### RECORDS TO PROCESS ###

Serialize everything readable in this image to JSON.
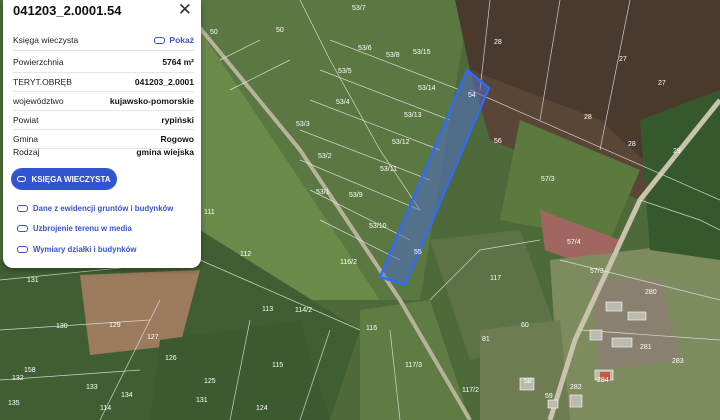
{
  "panel": {
    "title": "041203_2.0001.54",
    "close_icon": "close-icon",
    "rows": [
      {
        "label": "Księga wieczysta",
        "value": "Pokaż"
      },
      {
        "label": "Powierzchnia",
        "value": "5764 m²"
      },
      {
        "label": "TERYT.OBRĘB",
        "value": "041203_2.0001"
      },
      {
        "label": "województwo",
        "value": "kujawsko-pomorskie"
      },
      {
        "label": "Powiat",
        "value": "rypiński"
      },
      {
        "label": "Gmina",
        "value": "Rogowo"
      },
      {
        "label": "Rodzaj",
        "value": "gmina wiejska"
      }
    ],
    "button_label": "KSIĘGA WIECZYSTA",
    "links": [
      "Dane z ewidencji gruntów i budynków",
      "Uzbrojenie terenu w media",
      "Wymiary działki i budynków"
    ]
  },
  "map": {
    "highlight_color": "#2e6bff",
    "parcel_labels": [
      "53/7",
      "50",
      "53/6",
      "53/8",
      "53/15",
      "28",
      "53/5",
      "27",
      "27",
      "53/14",
      "54",
      "53/4",
      "53/13",
      "28",
      "53/3",
      "53/12",
      "56",
      "28",
      "53/2",
      "53/11",
      "57/3",
      "29",
      "53/1",
      "53/9",
      "53/10",
      "111",
      "112",
      "57/4",
      "57/3",
      "55",
      "116/2",
      "131",
      "117",
      "113",
      "114/2",
      "129",
      "127",
      "130",
      "126",
      "116",
      "115",
      "158",
      "133",
      "134",
      "125",
      "132",
      "131",
      "124",
      "117/3",
      "117/2",
      "81",
      "60",
      "58",
      "59",
      "283",
      "284",
      "282",
      "281",
      "280",
      "50",
      "135",
      "114"
    ]
  }
}
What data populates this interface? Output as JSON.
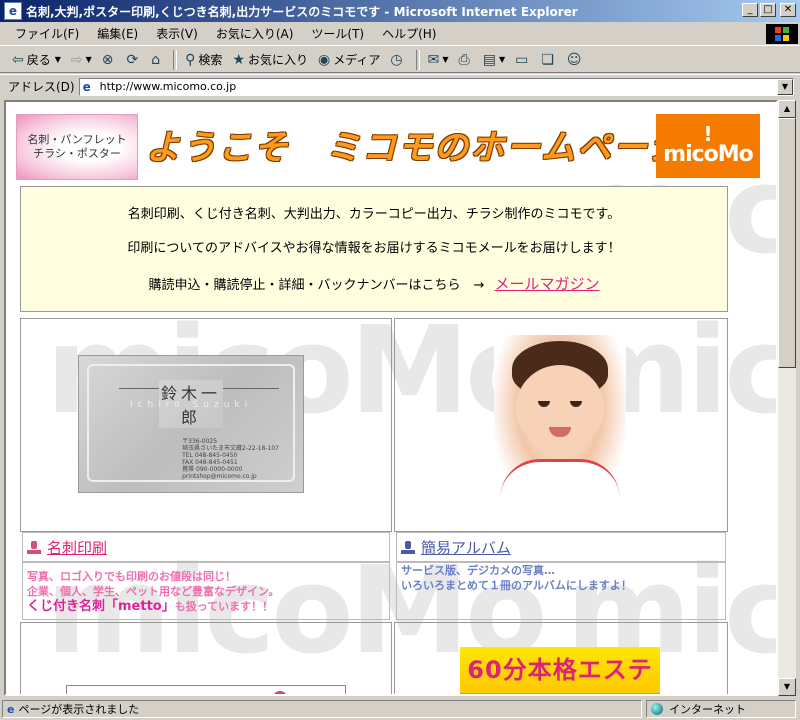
{
  "window": {
    "title": "名刺,大判,ポスター印刷,くじつき名刺,出力サービスのミコモです - Microsoft Internet Explorer",
    "minimize": "_",
    "maximize": "□",
    "close": "✕"
  },
  "menu": [
    "ファイル(F)",
    "編集(E)",
    "表示(V)",
    "お気に入り(A)",
    "ツール(T)",
    "ヘルプ(H)"
  ],
  "toolbar": {
    "back": "戻る",
    "search": "検索",
    "favorites": "お気に入り",
    "media": "メディア"
  },
  "address": {
    "label": "アドレス(D)",
    "url": "http://www.micomo.co.jp"
  },
  "page": {
    "banner_left_line1": "名刺・パンフレット",
    "banner_left_line2": "チラシ・ポスター",
    "banner_title": "ようこそ　ミコモのホームページへ！",
    "logo_text": "micoMo",
    "logo_mark": "!",
    "info_line1": "名刺印刷、くじ付き名刺、大判出力、カラーコピー出力、チラシ制作のミコモです。",
    "info_line2": "印刷についてのアドバイスやお得な情報をお届けするミコモメールをお届けします！",
    "info_line3": "購読申込・購読停止・詳細・バックナンバーはこちら　→",
    "mail_link": "メールマガジン",
    "card_name": "鈴木一郎",
    "card_romaji": "Ichiro Suzuki",
    "card_zip": "〒336-0025",
    "card_address": "埼玉県さいたま市文蔵2-22-18-107",
    "card_tel": "TEL 048-845-0450",
    "card_fax": "FAX 048-845-0451",
    "card_mobile": "携帯 090-0000-0000",
    "card_email": "printshop@micomo.co.jp",
    "meishi_title": "名刺印刷",
    "meishi_desc1": "写真、ロゴ入りでも印刷のお値段は同じ！",
    "meishi_desc2": "企業、個人、学生、ペット用など豊富なデザイン。",
    "meishi_desc3a": "くじ付き名刺「metto」",
    "meishi_desc3b": "も扱っています！！",
    "album_title": "簡易アルバム",
    "album_desc1": "サービス版、デジカメの写真…",
    "album_desc2": "いろいろまとめて１冊のアルバムにしますよ！",
    "esthe_banner": "60分本格エステ",
    "watermark": "micoMo"
  },
  "status": {
    "message": "ページが表示されました",
    "zone": "インターネット"
  }
}
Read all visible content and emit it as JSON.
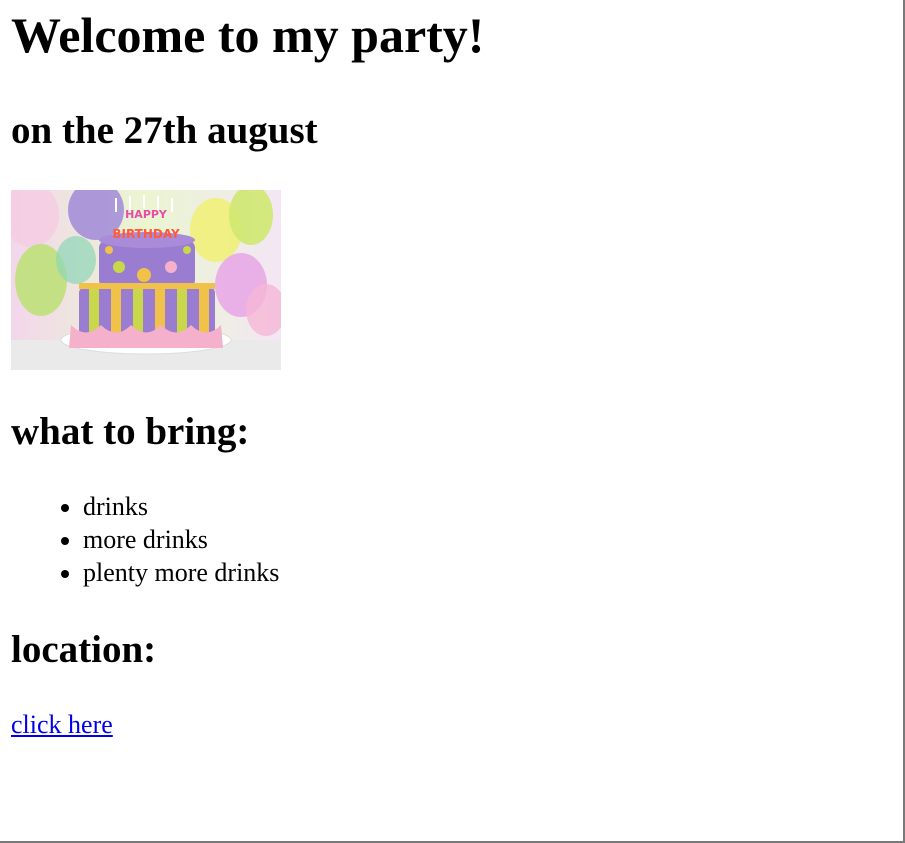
{
  "heading": "Welcome to my party!",
  "date": "on the 27th august",
  "image": {
    "candle_text": "HAPPY BIRTHDAY"
  },
  "bring": {
    "heading": "what to bring:",
    "items": [
      "drinks",
      "more drinks",
      "plenty more drinks"
    ]
  },
  "location": {
    "heading": "location:",
    "link_text": "click here",
    "link_color": "#0000ee"
  }
}
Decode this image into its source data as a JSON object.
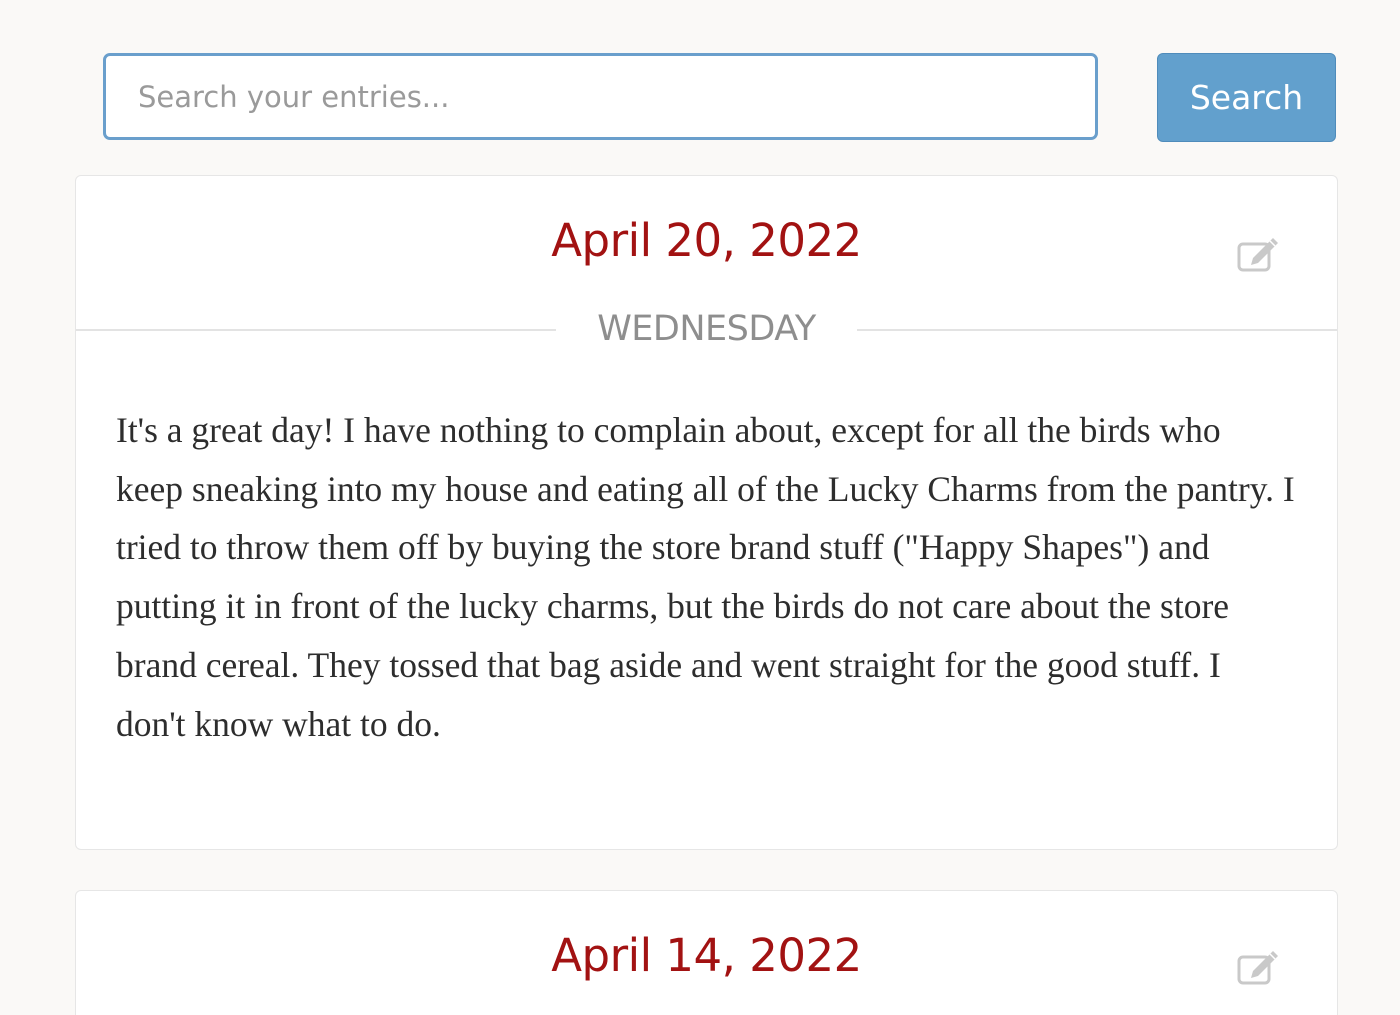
{
  "search": {
    "placeholder": "Search your entries...",
    "value": "",
    "button_label": "Search"
  },
  "entries": [
    {
      "date": "April 20, 2022",
      "weekday": "WEDNESDAY",
      "text": "It's a great day! I have nothing to complain about, except for all the birds who keep sneaking into my house and eating all of the Lucky Charms from the pantry. I tried to throw them off by buying the store brand stuff (\"Happy Shapes\") and putting it in front of the lucky charms, but the birds do not care about the store brand cereal. They tossed that bag aside and went straight for the good stuff. I don't know what to do.",
      "edit_icon": "edit-icon"
    },
    {
      "date": "April 14, 2022",
      "edit_icon": "edit-icon"
    }
  ],
  "colors": {
    "date": "#a21212",
    "weekday": "#8e8e8e",
    "button": "#62a0cd",
    "input_border": "#6a9fcc",
    "background": "#faf9f7"
  }
}
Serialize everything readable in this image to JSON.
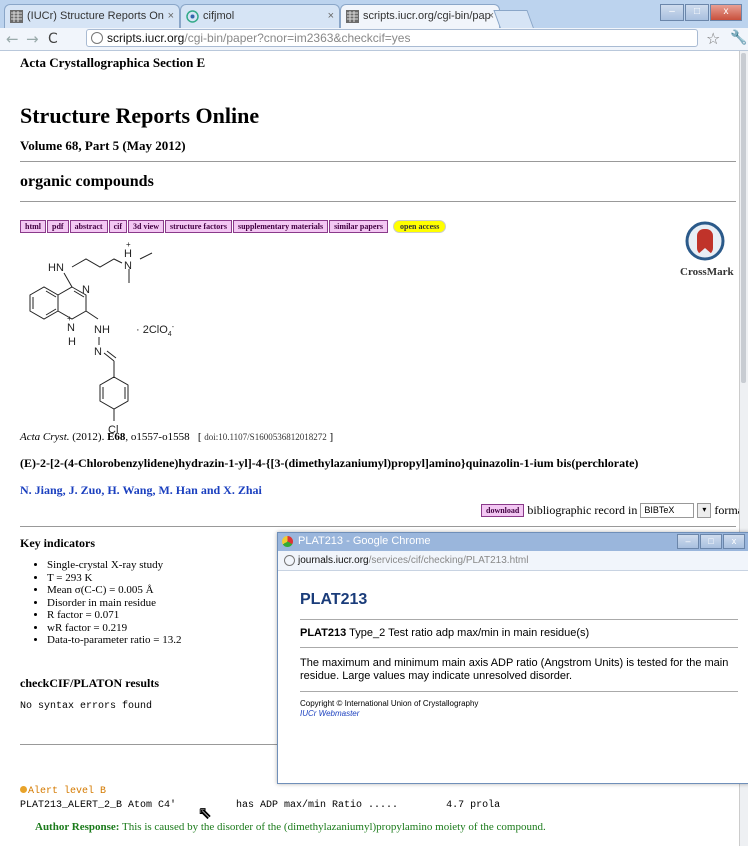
{
  "browser": {
    "tabs": [
      {
        "label": "(IUCr) Structure Reports On",
        "active": false
      },
      {
        "label": "cifjmol",
        "active": false
      },
      {
        "label": "scripts.iucr.org/cgi-bin/pap",
        "active": true
      }
    ],
    "url_host": "scripts.iucr.org",
    "url_path": "/cgi-bin/paper?cnor=im2363&checkcif=yes"
  },
  "page": {
    "section": "Acta Crystallographica Section E",
    "title": "Structure Reports Online",
    "volume": "Volume 68, Part 5 (May 2012)",
    "category": "organic compounds",
    "links": [
      "html",
      "pdf",
      "abstract",
      "cif",
      "3d view",
      "structure factors",
      "supplementary materials",
      "similar papers"
    ],
    "open_access": "open access",
    "crossmark": "CrossMark",
    "molecule": {
      "hn": "HN",
      "h_plus": "+",
      "h_top": "H",
      "n_top": "N",
      "n1": "N",
      "n_plus": "+",
      "n2": "N",
      "nh": "NH",
      "h_bottom": "H",
      "n3": "N",
      "cl": "Cl",
      "counter_ion": "· 2ClO",
      "counter_sub": "4",
      "counter_sup": "-"
    },
    "citation": {
      "journal": "Acta Cryst.",
      "year": "(2012).",
      "vol": "E68",
      "pages": ", o1557-o1558",
      "doi_open": "[",
      "doi": "doi:10.1107/S1600536812018272",
      "doi_close": "]"
    },
    "article_title": "(E)-2-[2-(4-Chlorobenzylidene)hydrazin-1-yl]-4-{[3-(dimethylazaniumyl)propyl]amino}quinazolin-1-ium bis(perchlorate)",
    "authors": "N. Jiang, J. Zuo, H. Wang, M. Han and X. Zhai",
    "download_label": "download",
    "biblio_text": "bibliographic record in",
    "format_value": "BIBTeX",
    "format_text": "format",
    "key_indicators_heading": "Key indicators",
    "key_indicators": [
      "Single-crystal X-ray study",
      "T = 293 K",
      "Mean σ(C-C) = 0.005 Å",
      "Disorder in main residue",
      "R factor = 0.071",
      "wR factor = 0.219",
      "Data-to-parameter ratio = 13.2"
    ],
    "checkcif_heading": "checkCIF/PLATON results",
    "checkcif_text": "No syntax errors found",
    "alert_level": "Alert level B",
    "alert_line": "PLAT213_ALERT_2_B Atom C4'          has ADP max/min Ratio .....        4.7 prola",
    "author_response_label": "Author Response:",
    "author_response_text": "This is caused by the disorder of the (dimethylazaniumyl)propylamino moiety of the compound."
  },
  "popup": {
    "window_title": "PLAT213 - Google Chrome",
    "url_host": "journals.iucr.org",
    "url_path": "/services/cif/checking/PLAT213.html",
    "heading": "PLAT213",
    "subtitle_code": "PLAT213",
    "subtitle_text": "Type_2 Test ratio adp max/min in main residue(s)",
    "body": "The maximum and minimum main axis ADP ratio (Angstrom Units) is tested for the main residue. Large values may indicate unresolved disorder.",
    "copyright": "Copyright © International Union of Crystallography",
    "webmaster": "IUCr Webmaster"
  },
  "colors": {
    "link_box": "#f3c7f3",
    "open_access": "#ffff00",
    "authors": "#1a3fbf",
    "alert": "#d47a00",
    "author_response": "#1a7a1a",
    "popup_heading": "#1a3c7a"
  }
}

###

• [SET TASK] From the listing, copy each line containing the word "Acta".

• [THE COMPLETED TASK]
    "section": "Acta Crystallographica Section E",
      "journal": "Acta Cryst.",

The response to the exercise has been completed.